(Entries with figure data)

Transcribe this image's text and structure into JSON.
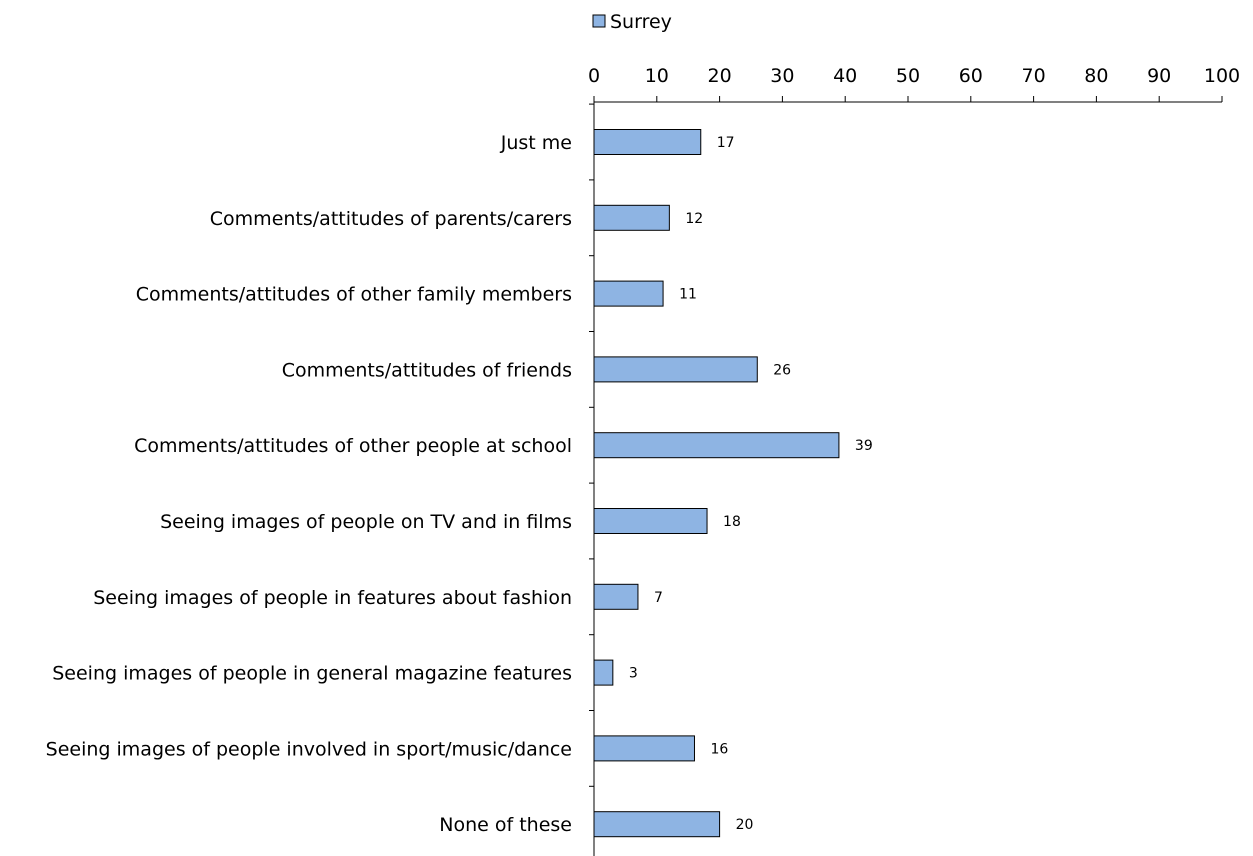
{
  "chart_data": {
    "type": "bar",
    "orientation": "horizontal",
    "categories": [
      "Just me",
      "Comments/attitudes of parents/carers",
      "Comments/attitudes of other family members",
      "Comments/attitudes of friends",
      "Comments/attitudes of other people at school",
      "Seeing images of people on TV and in films",
      "Seeing images of people in features about fashion",
      "Seeing images of people in general magazine features",
      "Seeing images of people involved in sport/music/dance",
      "None of these"
    ],
    "series": [
      {
        "name": "Surrey",
        "values": [
          17,
          12,
          11,
          26,
          39,
          18,
          7,
          3,
          16,
          20
        ],
        "color": "#8eb4e3"
      }
    ],
    "data_labels": [
      "17",
      "12",
      "11",
      "26",
      "39",
      "18",
      "7",
      "3",
      "16",
      "20"
    ],
    "xlim": [
      0,
      100
    ],
    "x_ticks": [
      "0",
      "10",
      "20",
      "30",
      "40",
      "50",
      "60",
      "70",
      "80",
      "90",
      "100"
    ],
    "x_axis_position": "top",
    "legend": {
      "position": "top",
      "label": "Surrey"
    },
    "grid": false
  }
}
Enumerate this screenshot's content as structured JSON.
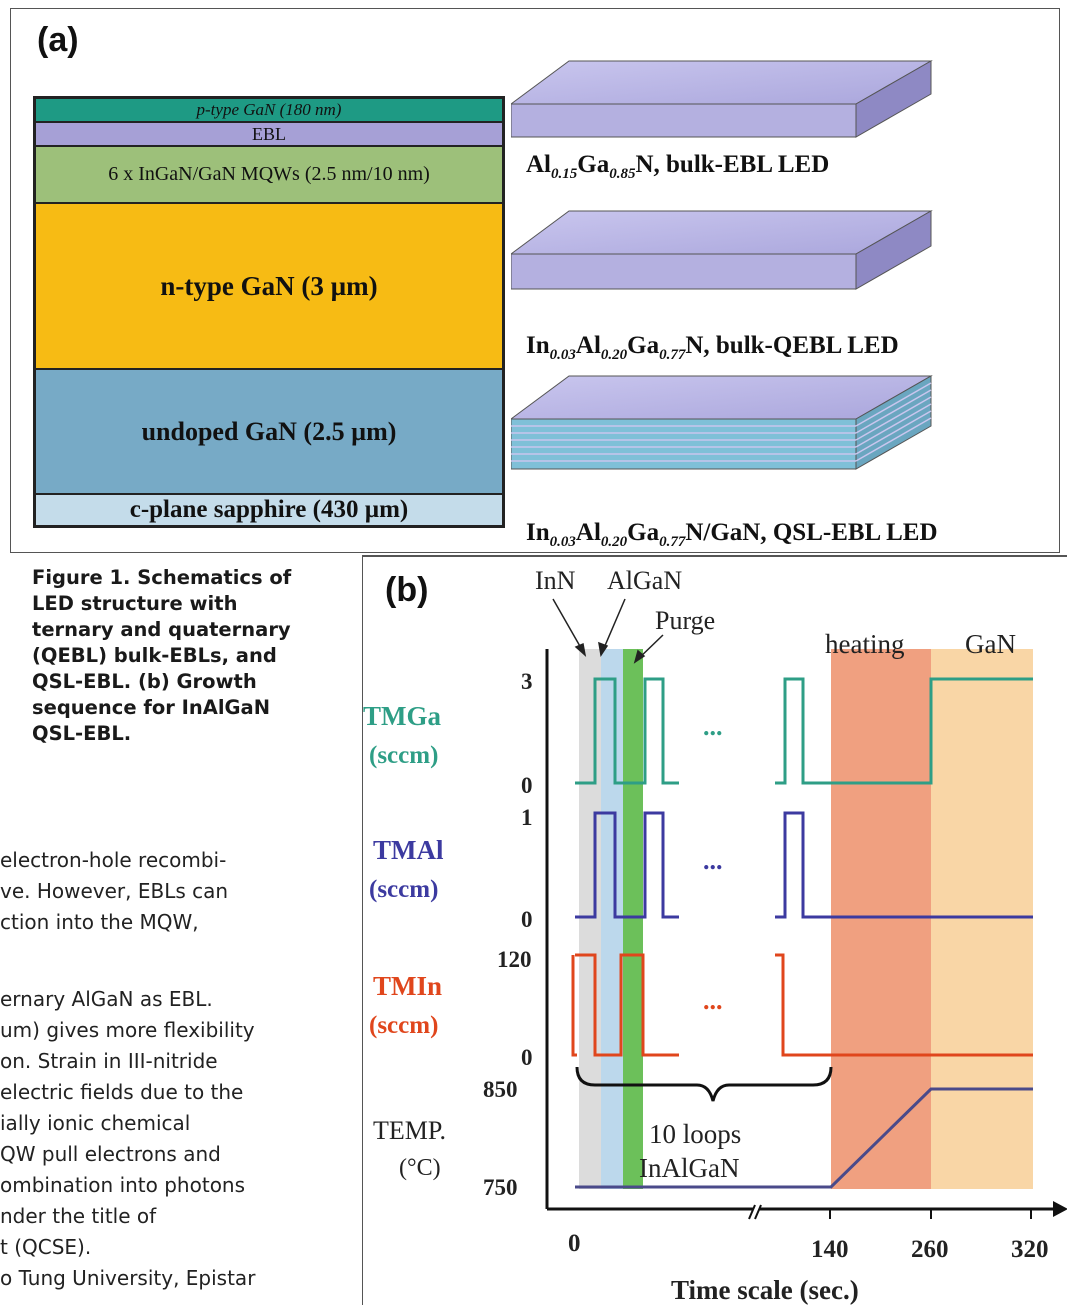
{
  "panel_a": {
    "letter": "(a)",
    "layers": [
      {
        "label": "p-type GaN (180 nm)",
        "color": "#1e9a84"
      },
      {
        "label": "EBL",
        "color": "#a6a0d6"
      },
      {
        "label": "6 x InGaN/GaN MQWs (2.5 nm/10 nm)",
        "color": "#9dc07a"
      },
      {
        "label": "n-type GaN (3 µm)",
        "color": "#f7bb14"
      },
      {
        "label": "undoped GaN (2.5 µm)",
        "color": "#77aac6"
      },
      {
        "label": "c-plane sapphire (430 µm)",
        "color": "#c4dcea"
      }
    ],
    "slabs": [
      {
        "label_parts": [
          "Al",
          "0.15",
          "Ga",
          "0.85",
          "N, bulk-EBL LED"
        ]
      },
      {
        "label_parts": [
          "In",
          "0.03",
          "Al",
          "0.20",
          "Ga",
          "0.77",
          "N, bulk-QEBL LED"
        ]
      },
      {
        "label_parts": [
          "In",
          "0.03",
          "Al",
          "0.20",
          "Ga",
          "0.77",
          "N/GaN, QSL-EBL LED"
        ]
      }
    ]
  },
  "caption": {
    "lines": [
      "Figure 1. Schematics of",
      "LED structure with",
      "ternary and quaternary",
      "(QEBL) bulk-EBLs, and",
      "QSL-EBL. (b) Growth",
      "sequence for InAlGaN",
      "QSL-EBL."
    ]
  },
  "body_text": {
    "lines": [
      "electron-hole recombi-",
      "ve. However, EBLs can",
      "ction into the MQW,",
      "",
      "ernary AlGaN as EBL.",
      "um) gives more flexibility",
      "on. Strain in III-nitride",
      "electric fields due to the",
      "ially ionic chemical",
      "QW pull electrons and",
      "ombination into photons",
      "nder the title of",
      "t (QCSE).",
      "o Tung University, Epistar"
    ]
  },
  "panel_b": {
    "letter": "(b)",
    "annotations": {
      "inn": "InN",
      "algan": "AlGaN",
      "purge": "Purge",
      "heating": "heating",
      "gan": "GaN"
    },
    "channels": [
      {
        "name": "TMGa",
        "unit": "(sccm)",
        "max": "3",
        "min": "0",
        "color": "#2e9e86"
      },
      {
        "name": "TMAl",
        "unit": "(sccm)",
        "max": "1",
        "min": "0",
        "color": "#3c3aa0"
      },
      {
        "name": "TMIn",
        "unit": "(sccm)",
        "max": "120",
        "min": "0",
        "color": "#e0461c"
      }
    ],
    "temp": {
      "name": "TEMP.",
      "unit": "(°C)",
      "high": "850",
      "low": "750",
      "color": "#4a4a8a"
    },
    "ellipsis": "...",
    "loops_label": [
      "10 loops",
      "InAlGaN"
    ],
    "x_ticks": [
      "0",
      "140",
      "260",
      "320"
    ],
    "x_label": "Time scale (sec.)"
  }
}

## Task directions
Gather all lines where the word "other" appears.

## Answer below
      "Comments/attitudes of other family members",
      "Comments/attitudes of other people at school",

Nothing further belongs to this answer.